WHAT YOU WILL DO: Render the data below as a numbered list, starting at its first line and ending at the line that contains "header-row: Year Online", with both of those lines included. Leave out any blank lines.

Region annotation records:
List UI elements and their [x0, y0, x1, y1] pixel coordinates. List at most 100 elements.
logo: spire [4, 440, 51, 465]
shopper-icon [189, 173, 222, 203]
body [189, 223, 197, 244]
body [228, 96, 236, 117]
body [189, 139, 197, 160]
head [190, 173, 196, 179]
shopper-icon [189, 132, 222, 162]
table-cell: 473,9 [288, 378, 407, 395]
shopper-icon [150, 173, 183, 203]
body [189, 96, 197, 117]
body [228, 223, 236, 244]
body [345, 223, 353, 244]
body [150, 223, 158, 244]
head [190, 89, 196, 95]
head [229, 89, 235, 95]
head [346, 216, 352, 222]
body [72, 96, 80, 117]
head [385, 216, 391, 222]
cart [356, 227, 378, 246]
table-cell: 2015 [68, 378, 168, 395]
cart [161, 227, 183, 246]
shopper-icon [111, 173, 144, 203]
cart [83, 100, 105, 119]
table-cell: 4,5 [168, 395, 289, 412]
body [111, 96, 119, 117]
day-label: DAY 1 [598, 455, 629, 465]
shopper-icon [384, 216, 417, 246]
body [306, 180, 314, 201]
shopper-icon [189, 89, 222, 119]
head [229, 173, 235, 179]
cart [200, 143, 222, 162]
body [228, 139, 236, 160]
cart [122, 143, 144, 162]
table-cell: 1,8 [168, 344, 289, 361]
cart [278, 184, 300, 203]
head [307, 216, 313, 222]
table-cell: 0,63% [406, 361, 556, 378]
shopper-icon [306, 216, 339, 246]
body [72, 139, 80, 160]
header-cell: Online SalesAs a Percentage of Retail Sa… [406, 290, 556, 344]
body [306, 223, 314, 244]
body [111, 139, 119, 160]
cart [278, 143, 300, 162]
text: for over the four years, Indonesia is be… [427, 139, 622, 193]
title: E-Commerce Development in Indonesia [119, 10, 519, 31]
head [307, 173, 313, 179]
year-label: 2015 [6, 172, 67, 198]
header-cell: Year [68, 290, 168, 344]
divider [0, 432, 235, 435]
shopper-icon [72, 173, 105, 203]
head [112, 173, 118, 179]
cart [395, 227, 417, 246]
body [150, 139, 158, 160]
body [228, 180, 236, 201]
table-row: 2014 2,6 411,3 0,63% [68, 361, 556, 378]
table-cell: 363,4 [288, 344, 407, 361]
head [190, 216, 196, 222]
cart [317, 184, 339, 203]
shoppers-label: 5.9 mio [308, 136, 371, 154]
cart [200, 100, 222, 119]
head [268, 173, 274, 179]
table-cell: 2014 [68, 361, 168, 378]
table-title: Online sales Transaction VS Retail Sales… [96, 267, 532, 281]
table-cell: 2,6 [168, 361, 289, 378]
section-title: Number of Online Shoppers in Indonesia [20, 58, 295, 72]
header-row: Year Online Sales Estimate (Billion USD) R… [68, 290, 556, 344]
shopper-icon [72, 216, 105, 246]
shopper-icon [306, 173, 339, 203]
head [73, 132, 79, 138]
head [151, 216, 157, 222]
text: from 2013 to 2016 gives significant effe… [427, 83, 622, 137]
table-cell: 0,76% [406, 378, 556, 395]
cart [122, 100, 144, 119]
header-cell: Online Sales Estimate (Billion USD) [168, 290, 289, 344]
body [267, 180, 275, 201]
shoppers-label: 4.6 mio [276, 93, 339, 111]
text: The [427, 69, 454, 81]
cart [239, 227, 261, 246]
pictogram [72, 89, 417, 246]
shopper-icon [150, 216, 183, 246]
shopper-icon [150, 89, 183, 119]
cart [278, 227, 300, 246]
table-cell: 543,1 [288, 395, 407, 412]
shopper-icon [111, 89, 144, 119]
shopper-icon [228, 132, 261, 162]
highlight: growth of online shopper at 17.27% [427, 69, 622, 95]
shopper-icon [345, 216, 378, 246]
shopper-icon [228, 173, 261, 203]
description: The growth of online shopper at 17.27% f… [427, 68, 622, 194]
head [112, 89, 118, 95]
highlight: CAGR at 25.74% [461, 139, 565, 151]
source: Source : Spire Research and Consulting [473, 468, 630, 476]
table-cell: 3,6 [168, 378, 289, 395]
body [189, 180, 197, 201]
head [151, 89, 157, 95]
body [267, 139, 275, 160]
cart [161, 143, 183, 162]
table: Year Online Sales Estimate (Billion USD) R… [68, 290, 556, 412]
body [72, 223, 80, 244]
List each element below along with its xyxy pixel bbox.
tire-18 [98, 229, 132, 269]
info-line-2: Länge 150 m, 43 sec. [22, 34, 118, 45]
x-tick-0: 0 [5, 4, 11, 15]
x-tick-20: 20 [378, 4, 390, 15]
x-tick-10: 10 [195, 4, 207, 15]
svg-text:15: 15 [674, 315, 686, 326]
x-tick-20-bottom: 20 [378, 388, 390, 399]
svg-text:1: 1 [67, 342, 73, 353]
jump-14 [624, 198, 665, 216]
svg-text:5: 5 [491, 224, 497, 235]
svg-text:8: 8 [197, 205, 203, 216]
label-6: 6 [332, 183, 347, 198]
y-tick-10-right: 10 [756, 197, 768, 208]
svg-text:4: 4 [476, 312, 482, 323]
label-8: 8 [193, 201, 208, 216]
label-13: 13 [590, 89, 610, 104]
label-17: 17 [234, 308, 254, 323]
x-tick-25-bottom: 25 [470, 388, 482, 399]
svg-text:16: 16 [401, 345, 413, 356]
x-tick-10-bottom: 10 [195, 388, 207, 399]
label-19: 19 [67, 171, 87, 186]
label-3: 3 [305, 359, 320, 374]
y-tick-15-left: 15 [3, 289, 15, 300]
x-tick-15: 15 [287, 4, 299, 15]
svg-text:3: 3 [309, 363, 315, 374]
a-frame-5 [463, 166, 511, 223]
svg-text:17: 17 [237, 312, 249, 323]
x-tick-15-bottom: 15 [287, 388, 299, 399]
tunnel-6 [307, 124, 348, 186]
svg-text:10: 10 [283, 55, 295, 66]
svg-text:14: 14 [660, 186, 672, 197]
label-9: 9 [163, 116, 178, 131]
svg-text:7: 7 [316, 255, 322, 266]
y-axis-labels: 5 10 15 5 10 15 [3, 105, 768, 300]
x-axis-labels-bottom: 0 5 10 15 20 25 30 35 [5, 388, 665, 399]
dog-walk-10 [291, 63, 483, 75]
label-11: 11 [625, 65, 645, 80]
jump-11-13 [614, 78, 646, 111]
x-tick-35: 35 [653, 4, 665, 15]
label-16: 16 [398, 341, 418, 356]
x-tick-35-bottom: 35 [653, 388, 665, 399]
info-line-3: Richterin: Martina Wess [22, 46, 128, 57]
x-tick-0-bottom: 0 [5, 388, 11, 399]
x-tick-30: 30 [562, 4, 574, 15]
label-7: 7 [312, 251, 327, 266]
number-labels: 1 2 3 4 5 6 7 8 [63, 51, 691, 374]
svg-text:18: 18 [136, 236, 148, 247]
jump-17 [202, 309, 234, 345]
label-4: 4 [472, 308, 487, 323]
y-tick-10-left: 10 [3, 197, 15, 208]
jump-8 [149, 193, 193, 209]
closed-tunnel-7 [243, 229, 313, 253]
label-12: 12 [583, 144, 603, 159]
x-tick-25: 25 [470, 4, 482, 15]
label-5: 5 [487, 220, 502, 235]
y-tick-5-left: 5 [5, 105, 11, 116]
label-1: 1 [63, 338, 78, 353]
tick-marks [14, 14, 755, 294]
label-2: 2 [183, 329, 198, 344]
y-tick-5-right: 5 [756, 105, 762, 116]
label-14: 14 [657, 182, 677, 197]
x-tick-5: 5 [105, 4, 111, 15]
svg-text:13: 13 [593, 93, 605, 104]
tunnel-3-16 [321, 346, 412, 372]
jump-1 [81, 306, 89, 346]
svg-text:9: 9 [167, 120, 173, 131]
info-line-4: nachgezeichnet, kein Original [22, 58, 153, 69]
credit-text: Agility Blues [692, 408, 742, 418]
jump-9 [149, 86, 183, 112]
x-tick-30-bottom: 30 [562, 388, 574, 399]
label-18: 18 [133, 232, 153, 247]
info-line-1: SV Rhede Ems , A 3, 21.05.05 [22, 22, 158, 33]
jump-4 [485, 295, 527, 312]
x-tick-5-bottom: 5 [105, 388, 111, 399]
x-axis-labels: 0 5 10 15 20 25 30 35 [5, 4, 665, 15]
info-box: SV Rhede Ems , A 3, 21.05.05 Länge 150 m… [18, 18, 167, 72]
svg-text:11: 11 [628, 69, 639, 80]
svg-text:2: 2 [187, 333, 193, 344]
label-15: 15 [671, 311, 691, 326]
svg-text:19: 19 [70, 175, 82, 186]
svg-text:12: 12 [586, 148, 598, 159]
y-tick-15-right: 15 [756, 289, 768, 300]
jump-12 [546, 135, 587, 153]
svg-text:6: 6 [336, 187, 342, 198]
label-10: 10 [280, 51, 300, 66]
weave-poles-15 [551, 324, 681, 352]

WORKED ANSWER:
1. List UI elements and their [x0, y0, x1, y1] pixel coordinates. List at most 100 elements.
2. logo: spire [4, 440, 51, 465]
3. shopper-icon [189, 173, 222, 203]
4. body [189, 223, 197, 244]
5. body [228, 96, 236, 117]
6. body [189, 139, 197, 160]
7. head [190, 173, 196, 179]
8. shopper-icon [189, 132, 222, 162]
9. table-cell: 473,9 [288, 378, 407, 395]
10. shopper-icon [150, 173, 183, 203]
11. body [189, 96, 197, 117]
12. body [228, 223, 236, 244]
13. body [345, 223, 353, 244]
14. body [150, 223, 158, 244]
15. head [190, 89, 196, 95]
16. head [229, 89, 235, 95]
17. head [346, 216, 352, 222]
18. body [72, 96, 80, 117]
19. head [385, 216, 391, 222]
20. cart [356, 227, 378, 246]
21. table-cell: 2015 [68, 378, 168, 395]
22. cart [161, 227, 183, 246]
23. shopper-icon [111, 173, 144, 203]
24. cart [83, 100, 105, 119]
25. table-cell: 4,5 [168, 395, 289, 412]
26. body [111, 96, 119, 117]
27. day-label: DAY 1 [598, 455, 629, 465]
28. shopper-icon [384, 216, 417, 246]
29. body [306, 180, 314, 201]
30. shopper-icon [189, 89, 222, 119]
31. head [229, 173, 235, 179]
32. cart [200, 143, 222, 162]
33. body [228, 139, 236, 160]
34. cart [122, 143, 144, 162]
35. table-cell: 1,8 [168, 344, 289, 361]
36. cart [278, 184, 300, 203]
37. head [307, 216, 313, 222]
38. table-cell: 0,63% [406, 361, 556, 378]
39. shopper-icon [306, 216, 339, 246]
40. body [72, 139, 80, 160]
41. header-cell: Online SalesAs a Percentage of Retail Sa… [406, 290, 556, 344]
42. body [306, 223, 314, 244]
43. body [111, 139, 119, 160]
44. cart [278, 143, 300, 162]
45. text: for over the four years, Indonesia is be… [427, 139, 622, 193]
46. title: E-Commerce Development in Indonesia [119, 10, 519, 31]
47. head [307, 173, 313, 179]
48. year-label: 2015 [6, 172, 67, 198]
49. header-cell: Year [68, 290, 168, 344]
50. divider [0, 432, 235, 435]
51. shopper-icon [72, 173, 105, 203]
52. head [112, 173, 118, 179]
53. cart [395, 227, 417, 246]
54. body [150, 139, 158, 160]
55. body [228, 180, 236, 201]
56. table-row: 2014 2,6 411,3 0,63% [68, 361, 556, 378]
57. table-cell: 363,4 [288, 344, 407, 361]
58. head [190, 216, 196, 222]
59. cart [317, 184, 339, 203]
60. shoppers-label: 5.9 mio [308, 136, 371, 154]
61. cart [200, 100, 222, 119]
62. head [268, 173, 274, 179]
63. table-cell: 2014 [68, 361, 168, 378]
64. table-title: Online sales Transaction VS Retail Sales… [96, 267, 532, 281]
65. table-cell: 2,6 [168, 361, 289, 378]
66. section-title: Number of Online Shoppers in Indonesia [20, 58, 295, 72]
67. header-row: Year Online Sales Estimate (Billion USD) R… [68, 290, 556, 344]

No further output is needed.